## EXERCISE INSTRUCTIONS
Count how many lines of the listing contain the string "footer". Reply with the number only.

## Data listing
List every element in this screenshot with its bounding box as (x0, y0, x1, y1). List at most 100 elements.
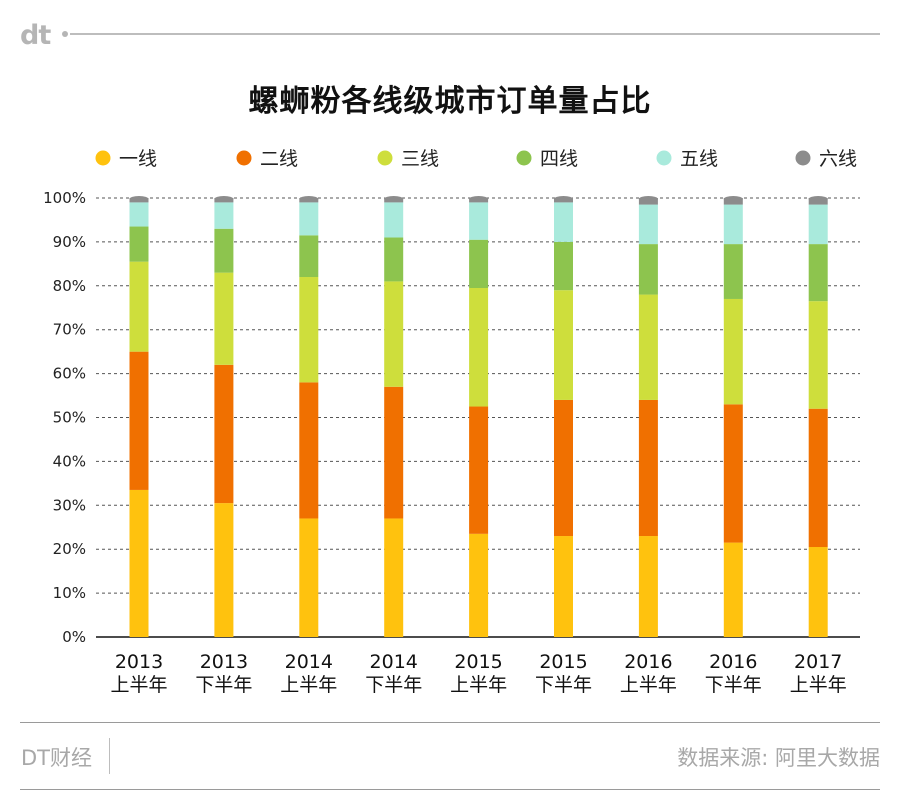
bar-segment-三线 (214, 272, 234, 365)
y-tick-label: 90% (53, 233, 86, 251)
bar-segment-三线 (808, 301, 828, 409)
x-tick-half: 下半年 (195, 674, 252, 696)
bar-segment-二线 (554, 399, 573, 537)
x-tick-half: 上半年 (110, 674, 167, 696)
x-tick-half: 上半年 (620, 674, 677, 696)
x-tick-year: 2014 (370, 651, 418, 673)
y-tick-label: 60% (53, 365, 86, 383)
x-tick-year: 2015 (539, 651, 587, 673)
chart-bars (129, 196, 828, 637)
bar-segment-四线 (384, 237, 404, 282)
bar-segment-五线 (808, 204, 828, 245)
bar-segment-三线 (554, 290, 573, 400)
footer-top-divider (20, 722, 880, 723)
legend-marker-一线 (95, 150, 111, 166)
y-tick-label: 30% (53, 496, 86, 514)
y-tick-label: 20% (53, 540, 86, 558)
bar-cap (384, 196, 404, 202)
bar-cap (723, 196, 743, 202)
legend-marker-四线 (516, 150, 532, 166)
x-tick-year: 2015 (454, 651, 502, 673)
bar-segment-二线 (469, 406, 489, 534)
chart-title: 螺蛳粉各线级城市订单量占比 (248, 84, 652, 119)
bar-segment-五线 (129, 202, 149, 227)
bar-segment-三线 (384, 281, 404, 387)
bar-segment-三线 (299, 277, 319, 383)
bar-segment-五线 (723, 204, 743, 245)
x-tick-half: 上半年 (280, 674, 337, 696)
x-tick-half: 上半年 (450, 674, 507, 696)
bar-segment-一线 (808, 547, 828, 637)
x-tick-half: 下半年 (535, 674, 592, 696)
y-tick-label: 100% (43, 189, 86, 207)
bar-segment-二线 (384, 386, 404, 519)
footer-source: 数据来源: 阿里大数据 (677, 746, 880, 770)
y-tick-label: 70% (53, 321, 86, 339)
bar-cap (299, 196, 319, 202)
bar-segment-四线 (214, 228, 234, 273)
legend-label-五线: 五线 (680, 148, 718, 170)
bar-segment-五线 (384, 202, 404, 238)
footer-separator (109, 738, 110, 774)
bar-cap (554, 196, 573, 202)
chart-legend: 一线 二线 三线 四线 五线 六线 (95, 148, 857, 170)
bar-cap (469, 196, 489, 202)
bar-segment-三线 (723, 298, 743, 405)
bar-segment-四线 (554, 241, 573, 291)
bar-segment-四线 (129, 226, 149, 262)
legend-marker-六线 (795, 150, 811, 166)
x-tick-half: 下半年 (705, 674, 762, 696)
x-tick-half: 上半年 (790, 674, 847, 696)
bar-segment-二线 (808, 408, 828, 548)
bar-segment-五线 (214, 202, 234, 229)
legend-marker-二线 (236, 150, 252, 166)
bar-segment-四线 (299, 235, 319, 278)
y-tick-label: 80% (53, 277, 86, 295)
bar-segment-五线 (554, 202, 573, 242)
x-tick-year: 2013 (115, 651, 163, 673)
y-tick-label: 10% (53, 584, 86, 602)
bar-segment-二线 (299, 382, 319, 519)
y-axis: 0% 10% 20% 30% 40% 50% 60% 70% 80% 90% 100% (43, 189, 86, 646)
x-tick-year: 2016 (709, 651, 757, 673)
bar-segment-二线 (214, 364, 234, 504)
bar-segment-二线 (638, 399, 658, 537)
bar-segment-二线 (129, 351, 149, 490)
bar-segment-二线 (723, 404, 743, 543)
legend-marker-五线 (656, 150, 672, 166)
footer-bottom-divider (20, 789, 880, 790)
x-axis: 2013上半年2013下半年2014上半年2014下半年2015上半年2015下… (110, 651, 846, 696)
x-tick-year: 2017 (794, 651, 842, 673)
bar-segment-四线 (723, 244, 743, 299)
legend-label-一线: 一线 (119, 148, 157, 170)
bar-segment-五线 (299, 202, 319, 236)
bar-segment-一线 (469, 533, 489, 637)
y-tick-label: 40% (53, 452, 86, 470)
x-tick-year: 2013 (200, 651, 248, 673)
footer-brand: DT财经 (21, 746, 92, 770)
bar-cap (638, 196, 658, 202)
bar-segment-一线 (299, 518, 319, 637)
bar-segment-一线 (554, 536, 573, 637)
bar-segment-一线 (723, 542, 743, 637)
header-divider (70, 33, 880, 35)
x-tick-year: 2016 (624, 651, 672, 673)
bar-segment-一线 (214, 503, 234, 637)
bar-cap (129, 196, 149, 202)
bar-cap (214, 196, 234, 202)
legend-label-二线: 二线 (260, 148, 298, 170)
brand-logo: dt (20, 20, 51, 51)
legend-label-四线: 四线 (540, 148, 578, 170)
y-tick-label: 0% (62, 628, 86, 646)
bar-segment-四线 (638, 244, 658, 295)
bar-segment-一线 (129, 489, 149, 637)
x-tick-half: 下半年 (365, 674, 422, 696)
bar-segment-一线 (638, 536, 658, 637)
bar-segment-三线 (129, 261, 149, 352)
y-tick-label: 50% (53, 409, 86, 427)
brand-dot (62, 31, 68, 37)
bar-segment-四线 (808, 244, 828, 302)
bar-segment-一线 (384, 518, 404, 637)
legend-marker-三线 (377, 150, 393, 166)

## FINAL RESULT
5